» **What is expected**
Only lines containing "DEUTSCHES" belong in the answer, each copied from the entries below.

————

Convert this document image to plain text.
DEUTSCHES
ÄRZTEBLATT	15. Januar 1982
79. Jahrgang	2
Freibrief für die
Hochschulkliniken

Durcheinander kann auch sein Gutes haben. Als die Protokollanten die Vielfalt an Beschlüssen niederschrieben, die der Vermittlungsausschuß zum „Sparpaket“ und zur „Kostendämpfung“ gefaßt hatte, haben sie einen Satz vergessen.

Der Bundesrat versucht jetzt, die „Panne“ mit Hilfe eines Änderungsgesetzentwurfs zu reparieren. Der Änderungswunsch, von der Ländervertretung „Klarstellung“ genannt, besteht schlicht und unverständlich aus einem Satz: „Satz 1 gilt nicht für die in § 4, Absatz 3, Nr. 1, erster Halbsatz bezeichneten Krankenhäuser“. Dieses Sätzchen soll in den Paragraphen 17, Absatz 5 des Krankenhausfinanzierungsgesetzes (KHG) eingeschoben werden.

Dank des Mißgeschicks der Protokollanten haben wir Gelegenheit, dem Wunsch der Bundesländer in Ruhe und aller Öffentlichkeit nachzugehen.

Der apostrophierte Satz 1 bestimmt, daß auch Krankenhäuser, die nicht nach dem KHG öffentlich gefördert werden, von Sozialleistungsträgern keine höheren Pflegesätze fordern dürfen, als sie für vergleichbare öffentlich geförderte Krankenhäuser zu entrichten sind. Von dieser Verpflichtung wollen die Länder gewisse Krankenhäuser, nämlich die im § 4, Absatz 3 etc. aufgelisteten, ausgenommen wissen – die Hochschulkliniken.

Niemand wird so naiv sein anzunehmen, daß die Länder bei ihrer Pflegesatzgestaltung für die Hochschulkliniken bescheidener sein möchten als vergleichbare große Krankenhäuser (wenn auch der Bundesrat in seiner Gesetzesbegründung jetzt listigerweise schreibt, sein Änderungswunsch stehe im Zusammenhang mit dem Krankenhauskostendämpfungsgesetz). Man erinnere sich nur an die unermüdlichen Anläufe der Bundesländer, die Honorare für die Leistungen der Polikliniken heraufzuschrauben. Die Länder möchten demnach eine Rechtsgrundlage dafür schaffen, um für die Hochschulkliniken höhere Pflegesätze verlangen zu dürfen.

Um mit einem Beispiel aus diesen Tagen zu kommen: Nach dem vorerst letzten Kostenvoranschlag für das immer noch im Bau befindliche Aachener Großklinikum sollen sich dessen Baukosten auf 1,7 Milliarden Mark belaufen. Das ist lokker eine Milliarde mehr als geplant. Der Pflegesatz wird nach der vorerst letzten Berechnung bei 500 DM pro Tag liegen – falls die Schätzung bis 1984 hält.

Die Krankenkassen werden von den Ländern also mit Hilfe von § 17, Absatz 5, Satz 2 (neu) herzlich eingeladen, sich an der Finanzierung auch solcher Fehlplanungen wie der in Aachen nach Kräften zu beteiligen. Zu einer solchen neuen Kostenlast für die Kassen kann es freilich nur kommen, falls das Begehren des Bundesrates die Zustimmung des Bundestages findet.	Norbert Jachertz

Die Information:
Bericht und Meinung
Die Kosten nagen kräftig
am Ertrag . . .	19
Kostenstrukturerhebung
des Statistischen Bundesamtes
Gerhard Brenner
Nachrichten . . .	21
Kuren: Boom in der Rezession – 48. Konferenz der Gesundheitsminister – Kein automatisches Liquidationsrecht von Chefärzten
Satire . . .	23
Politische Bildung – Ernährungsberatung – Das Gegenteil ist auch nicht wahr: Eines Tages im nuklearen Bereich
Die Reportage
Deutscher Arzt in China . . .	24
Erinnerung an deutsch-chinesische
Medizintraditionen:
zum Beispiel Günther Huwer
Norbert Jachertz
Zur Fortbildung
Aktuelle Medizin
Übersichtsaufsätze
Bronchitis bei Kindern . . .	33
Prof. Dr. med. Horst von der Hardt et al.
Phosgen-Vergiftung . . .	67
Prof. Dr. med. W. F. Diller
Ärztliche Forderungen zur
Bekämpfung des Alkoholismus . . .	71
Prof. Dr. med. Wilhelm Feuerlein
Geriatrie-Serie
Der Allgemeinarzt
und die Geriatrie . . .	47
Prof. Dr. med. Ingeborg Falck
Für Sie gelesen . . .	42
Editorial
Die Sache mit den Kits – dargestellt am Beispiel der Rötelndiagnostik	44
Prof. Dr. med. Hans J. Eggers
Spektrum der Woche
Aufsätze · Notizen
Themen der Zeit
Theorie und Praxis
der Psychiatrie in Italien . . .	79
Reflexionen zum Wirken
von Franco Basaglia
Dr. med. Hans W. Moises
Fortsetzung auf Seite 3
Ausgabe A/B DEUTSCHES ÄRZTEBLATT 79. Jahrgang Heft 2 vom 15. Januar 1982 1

————

» **Written reply**
DEUTSCHES
Ausgabe A/B DEUTSCHES ÄRZTEBLATT 79. Jahrgang Heft 2 vom 15. Januar 1982 1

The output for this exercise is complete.